>> begin DATA ENTRIES
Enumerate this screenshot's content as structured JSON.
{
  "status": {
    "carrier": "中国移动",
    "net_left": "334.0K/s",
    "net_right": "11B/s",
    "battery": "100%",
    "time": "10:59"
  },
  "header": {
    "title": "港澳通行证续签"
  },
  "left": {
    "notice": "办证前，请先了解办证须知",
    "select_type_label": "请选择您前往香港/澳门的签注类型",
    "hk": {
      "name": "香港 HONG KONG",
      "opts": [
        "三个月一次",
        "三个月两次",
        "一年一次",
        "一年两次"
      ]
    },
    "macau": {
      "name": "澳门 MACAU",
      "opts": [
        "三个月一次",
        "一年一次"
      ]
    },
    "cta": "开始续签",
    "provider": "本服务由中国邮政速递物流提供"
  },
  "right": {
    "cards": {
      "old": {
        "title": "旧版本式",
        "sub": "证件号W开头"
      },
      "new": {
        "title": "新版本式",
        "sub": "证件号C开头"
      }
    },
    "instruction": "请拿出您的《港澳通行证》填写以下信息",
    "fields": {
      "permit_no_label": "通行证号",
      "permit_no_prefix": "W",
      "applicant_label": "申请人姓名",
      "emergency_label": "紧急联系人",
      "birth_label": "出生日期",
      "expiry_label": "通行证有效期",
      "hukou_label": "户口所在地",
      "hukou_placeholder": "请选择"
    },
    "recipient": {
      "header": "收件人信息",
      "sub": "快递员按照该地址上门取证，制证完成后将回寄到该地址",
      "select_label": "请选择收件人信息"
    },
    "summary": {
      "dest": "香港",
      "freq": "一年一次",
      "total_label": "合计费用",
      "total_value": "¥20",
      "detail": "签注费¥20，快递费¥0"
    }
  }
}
>> end DATA ENTRIES
— EXERCISE TASK —
Give the listing again, word for word.

— EXERCISE SOLUTION —
Enumerate this screenshot's content as structured JSON.
{
  "status": {
    "carrier": "中国移动",
    "net_left": "334.0K/s",
    "net_right": "11B/s",
    "battery": "100%",
    "time": "10:59"
  },
  "header": {
    "title": "港澳通行证续签"
  },
  "left": {
    "notice": "办证前，请先了解办证须知",
    "select_type_label": "请选择您前往香港/澳门的签注类型",
    "hk": {
      "name": "香港 HONG KONG",
      "opts": [
        "三个月一次",
        "三个月两次",
        "一年一次",
        "一年两次"
      ]
    },
    "macau": {
      "name": "澳门 MACAU",
      "opts": [
        "三个月一次",
        "一年一次"
      ]
    },
    "cta": "开始续签",
    "provider": "本服务由中国邮政速递物流提供"
  },
  "right": {
    "cards": {
      "old": {
        "title": "旧版本式",
        "sub": "证件号W开头"
      },
      "new": {
        "title": "新版本式",
        "sub": "证件号C开头"
      }
    },
    "instruction": "请拿出您的《港澳通行证》填写以下信息",
    "fields": {
      "permit_no_label": "通行证号",
      "permit_no_prefix": "W",
      "applicant_label": "申请人姓名",
      "emergency_label": "紧急联系人",
      "birth_label": "出生日期",
      "expiry_label": "通行证有效期",
      "hukou_label": "户口所在地",
      "hukou_placeholder": "请选择"
    },
    "recipient": {
      "header": "收件人信息",
      "sub": "快递员按照该地址上门取证，制证完成后将回寄到该地址",
      "select_label": "请选择收件人信息"
    },
    "summary": {
      "dest": "香港",
      "freq": "一年一次",
      "total_label": "合计费用",
      "total_value": "¥20",
      "detail": "签注费¥20，快递费¥0"
    }
  }
}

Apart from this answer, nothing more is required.